**WHAT YOU WILL DO**: Copy each line of the records that holds the string "graudaugu".
▬▬▬▬▬▬
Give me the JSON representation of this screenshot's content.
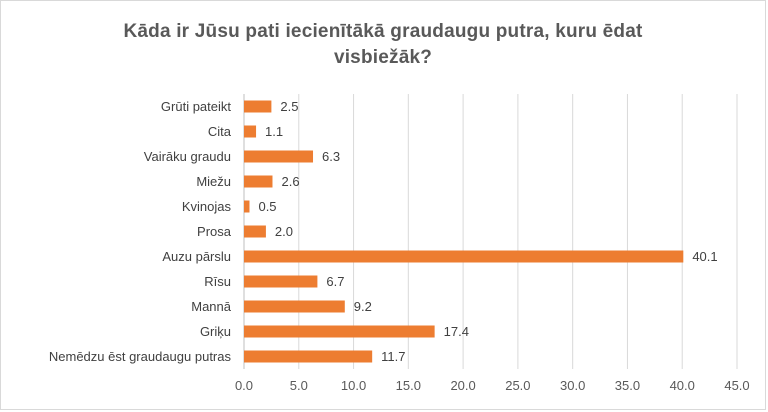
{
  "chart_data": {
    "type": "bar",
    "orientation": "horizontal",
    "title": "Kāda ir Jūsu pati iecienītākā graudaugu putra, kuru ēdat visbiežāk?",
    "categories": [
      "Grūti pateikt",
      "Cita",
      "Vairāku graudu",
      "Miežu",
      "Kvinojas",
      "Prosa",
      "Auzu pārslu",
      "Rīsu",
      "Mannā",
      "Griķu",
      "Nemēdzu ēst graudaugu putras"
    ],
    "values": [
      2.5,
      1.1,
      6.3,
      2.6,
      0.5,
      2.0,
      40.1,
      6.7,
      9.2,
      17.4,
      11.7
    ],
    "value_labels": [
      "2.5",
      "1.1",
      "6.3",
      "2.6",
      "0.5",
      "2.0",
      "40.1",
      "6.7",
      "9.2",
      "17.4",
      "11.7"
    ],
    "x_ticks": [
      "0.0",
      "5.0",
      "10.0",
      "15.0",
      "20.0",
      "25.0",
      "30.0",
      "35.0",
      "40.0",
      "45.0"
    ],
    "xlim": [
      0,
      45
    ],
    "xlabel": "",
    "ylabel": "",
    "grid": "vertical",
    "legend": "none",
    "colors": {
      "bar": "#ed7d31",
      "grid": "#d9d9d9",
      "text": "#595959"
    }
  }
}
▬▬▬▬▬▬
**EXERCISE RESULT**:
    "title": "Kāda ir Jūsu pati iecienītākā graudaugu putra, kuru ēdat visbiežāk?",
      "Nemēdzu ēst graudaugu putras"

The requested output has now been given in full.